◆ Your task
Repeat the records word for word, excluding any picture.

(A block of data)
◇ ◇ ◇
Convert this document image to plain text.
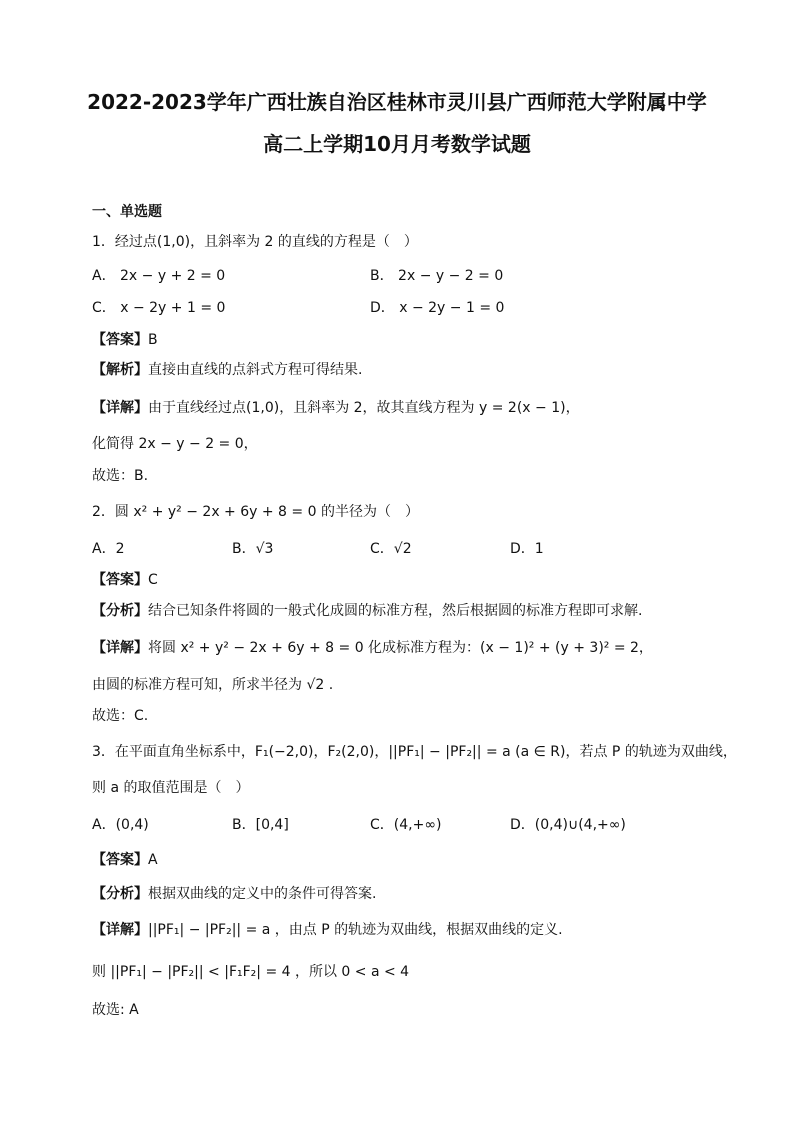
2022-2023学年广西壮族自治区桂林市灵川县广西师范大学附属中学
高二上学期10月月考数学试题
一、单选题
1．经过点(1,0)，且斜率为 2 的直线的方程是（　）
A． 2x − y + 2 = 0	B． 2x − y − 2 = 0
C． x − 2y + 1 = 0	D． x − 2y − 1 = 0
【答案】B
【解析】直接由直线的点斜式方程可得结果.
【详解】由于直线经过点(1,0)，且斜率为 2，故其直线方程为 y = 2(x − 1)，
化简得 2x − y − 2 = 0，
故选：B.
2．圆 x² + y² − 2x + 6y + 8 = 0 的半径为（　）
A．2	B．√3	C．√2	D．1
【答案】C
【分析】结合已知条件将圆的一般式化成圆的标准方程，然后根据圆的标准方程即可求解.
【详解】将圆 x² + y² − 2x + 6y + 8 = 0 化成标准方程为：(x − 1)² + (y + 3)² = 2，
由圆的标准方程可知，所求半径为 √2 .
故选：C.
3．在平面直角坐标系中，F₁(−2,0)，F₂(2,0)，||PF₁| − |PF₂|| = a (a ∈ R)，若点 P 的轨迹为双曲线，
则 a 的取值范围是（　）
A．(0,4)	B．[0,4]	C．(4,+∞)	D．(0,4)∪(4,+∞)
【答案】A
【分析】根据双曲线的定义中的条件可得答案.
【详解】||PF₁| − |PF₂|| = a ，由点 P 的轨迹为双曲线，根据双曲线的定义.
则 ||PF₁| − |PF₂|| < |F₁F₂| = 4 ，所以 0 < a < 4
故选: A
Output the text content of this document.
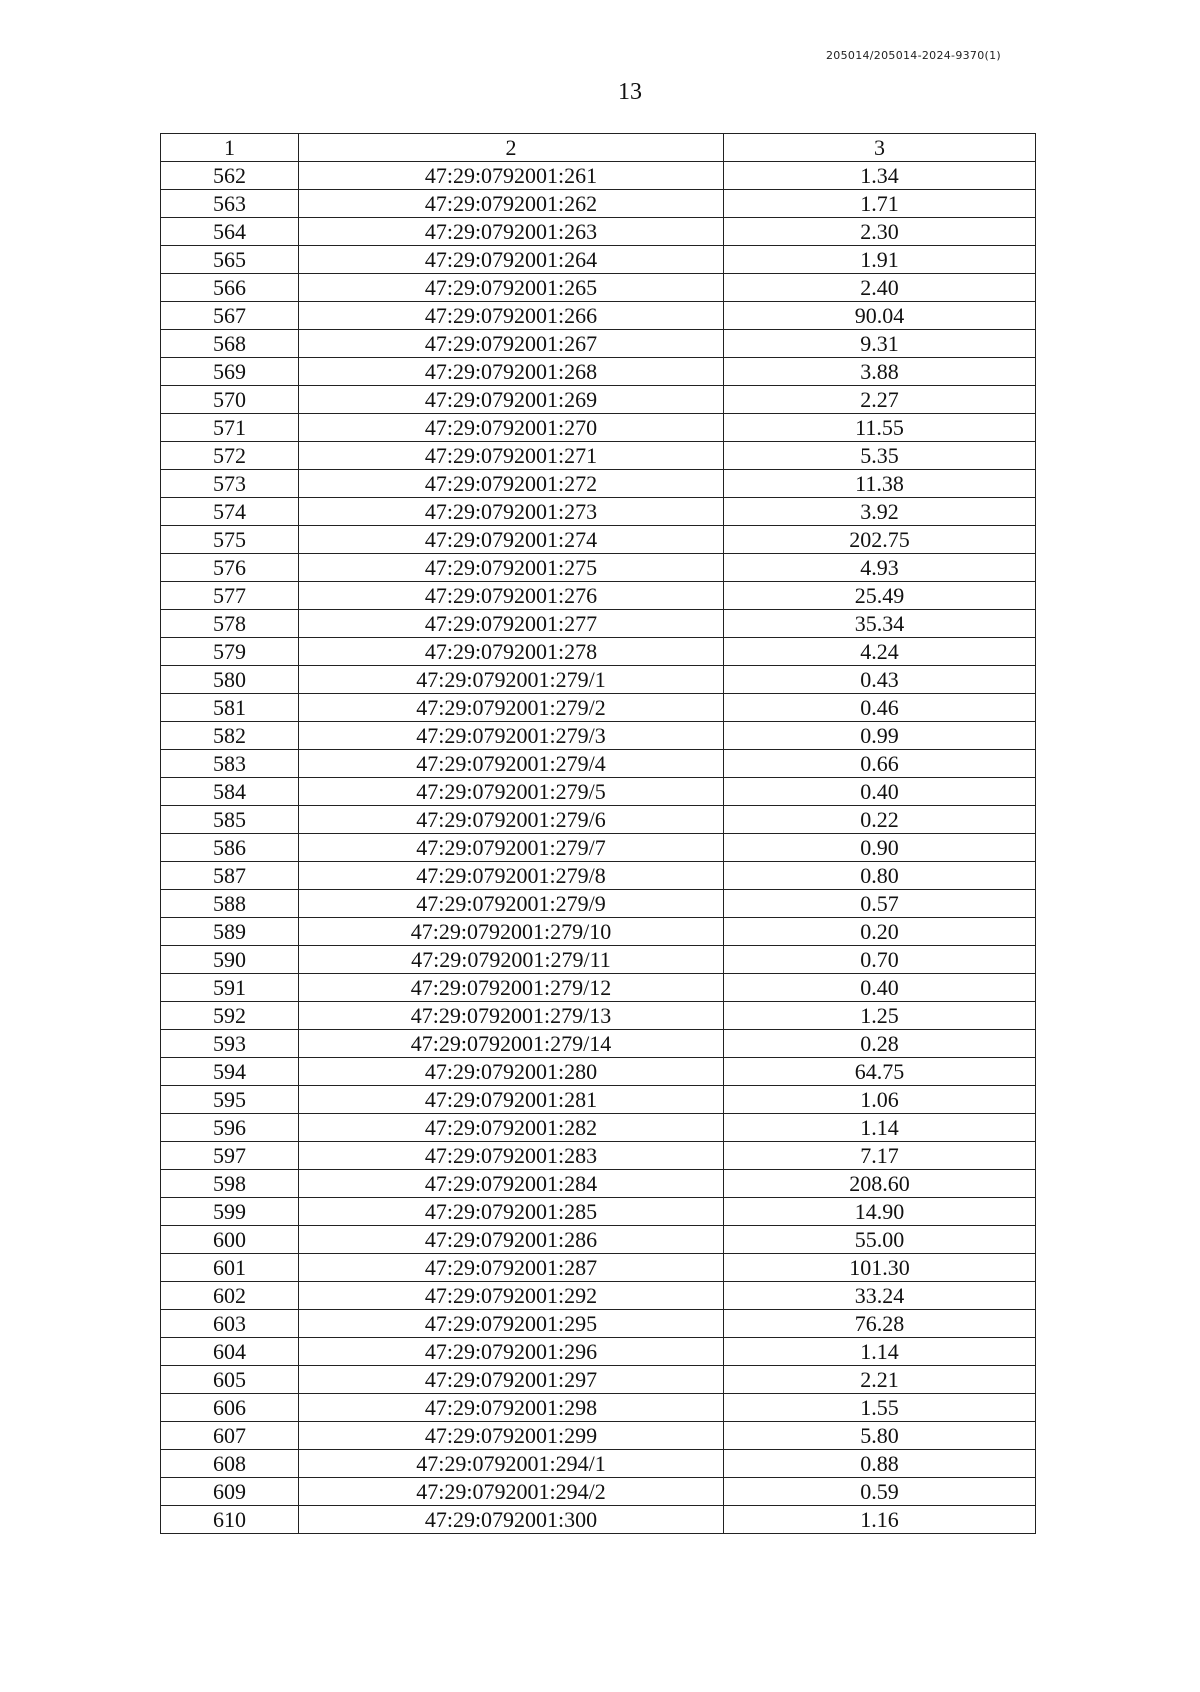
205014/205014-2024-9370(1)
13
1	2	3
562	47:29:0792001:261	1.34
563	47:29:0792001:262	1.71
564	47:29:0792001:263	2.30
565	47:29:0792001:264	1.91
566	47:29:0792001:265	2.40
567	47:29:0792001:266	90.04
568	47:29:0792001:267	9.31
569	47:29:0792001:268	3.88
570	47:29:0792001:269	2.27
571	47:29:0792001:270	11.55
572	47:29:0792001:271	5.35
573	47:29:0792001:272	11.38
574	47:29:0792001:273	3.92
575	47:29:0792001:274	202.75
576	47:29:0792001:275	4.93
577	47:29:0792001:276	25.49
578	47:29:0792001:277	35.34
579	47:29:0792001:278	4.24
580	47:29:0792001:279/1	0.43
581	47:29:0792001:279/2	0.46
582	47:29:0792001:279/3	0.99
583	47:29:0792001:279/4	0.66
584	47:29:0792001:279/5	0.40
585	47:29:0792001:279/6	0.22
586	47:29:0792001:279/7	0.90
587	47:29:0792001:279/8	0.80
588	47:29:0792001:279/9	0.57
589	47:29:0792001:279/10	0.20
590	47:29:0792001:279/11	0.70
591	47:29:0792001:279/12	0.40
592	47:29:0792001:279/13	1.25
593	47:29:0792001:279/14	0.28
594	47:29:0792001:280	64.75
595	47:29:0792001:281	1.06
596	47:29:0792001:282	1.14
597	47:29:0792001:283	7.17
598	47:29:0792001:284	208.60
599	47:29:0792001:285	14.90
600	47:29:0792001:286	55.00
601	47:29:0792001:287	101.30
602	47:29:0792001:292	33.24
603	47:29:0792001:295	76.28
604	47:29:0792001:296	1.14
605	47:29:0792001:297	2.21
606	47:29:0792001:298	1.55
607	47:29:0792001:299	5.80
608	47:29:0792001:294/1	0.88
609	47:29:0792001:294/2	0.59
610	47:29:0792001:300	1.16
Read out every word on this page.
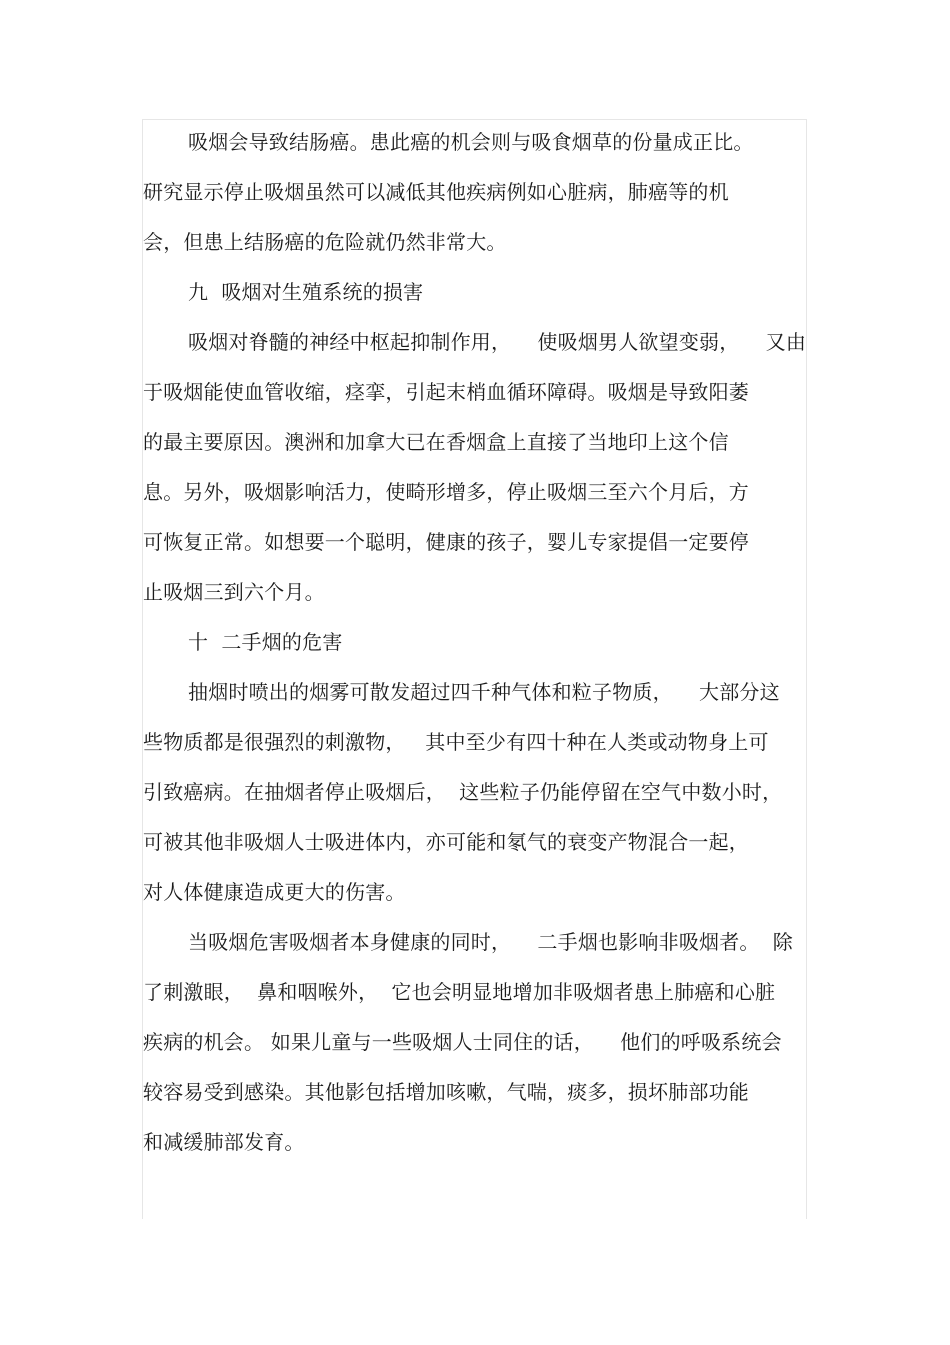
吸烟会导致结肠癌。患此癌的机会则与吸食烟草的份量成正比。
研究显示停止吸烟虽然可以减低其他疾病例如心脏病，肺癌等的机
会，但患上结肠癌的危险就仍然非常大。
九  吸烟对生殖系统的损害
吸烟对脊髓的神经中枢起抑制作用，    使吸烟男人欲望变弱，    又由
于吸烟能使血管收缩，痉挛，引起末梢血循环障碍。吸烟是导致阳萎
的最主要原因。澳洲和加拿大已在香烟盒上直接了当地印上这个信
息。另外，吸烟影响活力，使畸形增多，停止吸烟三至六个月后，方
可恢复正常。如想要一个聪明，健康的孩子，婴儿专家提倡一定要停
止吸烟三到六个月。
十  二手烟的危害
抽烟时喷出的烟雾可散发超过四千种气体和粒子物质，    大部分这
些物质都是很强烈的刺激物，   其中至少有四十种在人类或动物身上可
引致癌病。在抽烟者停止吸烟后，  这些粒子仍能停留在空气中数小时，
可被其他非吸烟人士吸进体内，亦可能和氡气的衰变产物混合一起，
对人体健康造成更大的伤害。
当吸烟危害吸烟者本身健康的同时，    二手烟也影响非吸烟者。  除
了刺激眼，  鼻和咽喉外，  它也会明显地增加非吸烟者患上肺癌和心脏
疾病的机会。 如果儿童与一些吸烟人士同住的话，    他们的呼吸系统会
较容易受到感染。其他影包括增加咳嗽，气喘，痰多，损坏肺部功能
和减缓肺部发育。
◇ ◇ ◇
◆ Answer to this task
Convert this document image to plain text.
2022-2023学年广西壮族自治区桂林市灵川县广西师范大学附属中学
高二上学期10月月考数学试题
一、单选题
1．经过点(1,0)，且斜率为 2 的直线的方程是（　）
A． 2x − y + 2 = 0	B． 2x − y − 2 = 0
C． x − 2y + 1 = 0	D． x − 2y − 1 = 0
【答案】B
【解析】直接由直线的点斜式方程可得结果.
【详解】由于直线经过点(1,0)，且斜率为 2，故其直线方程为 y = 2(x − 1)，
化简得 2x − y − 2 = 0，
故选：B.
2．圆 x² + y² − 2x + 6y + 8 = 0 的半径为（　）
A．2	B．√3	C．√2	D．1
【答案】C
【分析】结合已知条件将圆的一般式化成圆的标准方程，然后根据圆的标准方程即可求解.
【详解】将圆 x² + y² − 2x + 6y + 8 = 0 化成标准方程为：(x − 1)² + (y + 3)² = 2，
由圆的标准方程可知，所求半径为 √2 .
故选：C.
3．在平面直角坐标系中，F₁(−2,0)，F₂(2,0)，||PF₁| − |PF₂|| = a (a ∈ R)，若点 P 的轨迹为双曲线，
则 a 的取值范围是（　）
A．(0,4)	B．[0,4]	C．(4,+∞)	D．(0,4)∪(4,+∞)
【答案】A
【分析】根据双曲线的定义中的条件可得答案.
【详解】||PF₁| − |PF₂|| = a ，由点 P 的轨迹为双曲线，根据双曲线的定义.
则 ||PF₁| − |PF₂|| < |F₁F₂| = 4 ，所以 0 < a < 4
故选: A
Output the text content of this document.
205014/205014-2024-9370(1)
13
1	2	3
562	47:29:0792001:261	1.34
563	47:29:0792001:262	1.71
564	47:29:0792001:263	2.30
565	47:29:0792001:264	1.91
566	47:29:0792001:265	2.40
567	47:29:0792001:266	90.04
568	47:29:0792001:267	9.31
569	47:29:0792001:268	3.88
570	47:29:0792001:269	2.27
571	47:29:0792001:270	11.55
572	47:29:0792001:271	5.35
573	47:29:0792001:272	11.38
574	47:29:0792001:273	3.92
575	47:29:0792001:274	202.75
576	47:29:0792001:275	4.93
577	47:29:0792001:276	25.49
578	47:29:0792001:277	35.34
579	47:29:0792001:278	4.24
580	47:29:0792001:279/1	0.43
581	47:29:0792001:279/2	0.46
582	47:29:0792001:279/3	0.99
583	47:29:0792001:279/4	0.66
584	47:29:0792001:279/5	0.40
585	47:29:0792001:279/6	0.22
586	47:29:0792001:279/7	0.90
587	47:29:0792001:279/8	0.80
588	47:29:0792001:279/9	0.57
589	47:29:0792001:279/10	0.20
590	47:29:0792001:279/11	0.70
591	47:29:0792001:279/12	0.40
592	47:29:0792001:279/13	1.25
593	47:29:0792001:279/14	0.28
594	47:29:0792001:280	64.75
595	47:29:0792001:281	1.06
596	47:29:0792001:282	1.14
597	47:29:0792001:283	7.17
598	47:29:0792001:284	208.60
599	47:29:0792001:285	14.90
600	47:29:0792001:286	55.00
601	47:29:0792001:287	101.30
602	47:29:0792001:292	33.24
603	47:29:0792001:295	76.28
604	47:29:0792001:296	1.14
605	47:29:0792001:297	2.21
606	47:29:0792001:298	1.55
607	47:29:0792001:299	5.80
608	47:29:0792001:294/1	0.88
609	47:29:0792001:294/2	0.59
610	47:29:0792001:300	1.16
Read out every word on this page.
吸烟会导致结肠癌。患此癌的机会则与吸食烟草的份量成正比。
研究显示停止吸烟虽然可以减低其他疾病例如心脏病，肺癌等的机
会，但患上结肠癌的危险就仍然非常大。
九  吸烟对生殖系统的损害
吸烟对脊髓的神经中枢起抑制作用，    使吸烟男人欲望变弱，    又由
于吸烟能使血管收缩，痉挛，引起末梢血循环障碍。吸烟是导致阳萎
的最主要原因。澳洲和加拿大已在香烟盒上直接了当地印上这个信
息。另外，吸烟影响活力，使畸形增多，停止吸烟三至六个月后，方
可恢复正常。如想要一个聪明，健康的孩子，婴儿专家提倡一定要停
止吸烟三到六个月。
十  二手烟的危害
抽烟时喷出的烟雾可散发超过四千种气体和粒子物质，    大部分这
些物质都是很强烈的刺激物，   其中至少有四十种在人类或动物身上可
引致癌病。在抽烟者停止吸烟后，  这些粒子仍能停留在空气中数小时，
可被其他非吸烟人士吸进体内，亦可能和氡气的衰变产物混合一起，
对人体健康造成更大的伤害。
当吸烟危害吸烟者本身健康的同时，    二手烟也影响非吸烟者。  除
了刺激眼，  鼻和咽喉外，  它也会明显地增加非吸烟者患上肺癌和心脏
疾病的机会。 如果儿童与一些吸烟人士同住的话，    他们的呼吸系统会
较容易受到感染。其他影包括增加咳嗽，气喘，痰多，损坏肺部功能
和减缓肺部发育。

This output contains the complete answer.